**Requirement:** Would you output the whole listing below, exactly as it reads?

(Figure dataset records)
● ● ● ● ●
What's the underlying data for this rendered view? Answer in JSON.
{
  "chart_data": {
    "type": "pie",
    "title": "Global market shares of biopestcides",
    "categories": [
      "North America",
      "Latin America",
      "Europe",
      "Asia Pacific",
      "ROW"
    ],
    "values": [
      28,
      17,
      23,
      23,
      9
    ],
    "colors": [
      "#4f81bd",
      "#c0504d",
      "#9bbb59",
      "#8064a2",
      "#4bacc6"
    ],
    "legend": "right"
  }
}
● ● ● ● ●
**Solution for this problem:**
What's the underlying data for this rendered view? Answer in JSON.
{
  "chart_data": {
    "type": "pie",
    "title": "Global market shares of biopestcides",
    "categories": [
      "North America",
      "Latin America",
      "Europe",
      "Asia Pacific",
      "ROW"
    ],
    "values": [
      28,
      17,
      23,
      23,
      9
    ],
    "colors": [
      "#4f81bd",
      "#c0504d",
      "#9bbb59",
      "#8064a2",
      "#4bacc6"
    ],
    "legend": "right"
  }
}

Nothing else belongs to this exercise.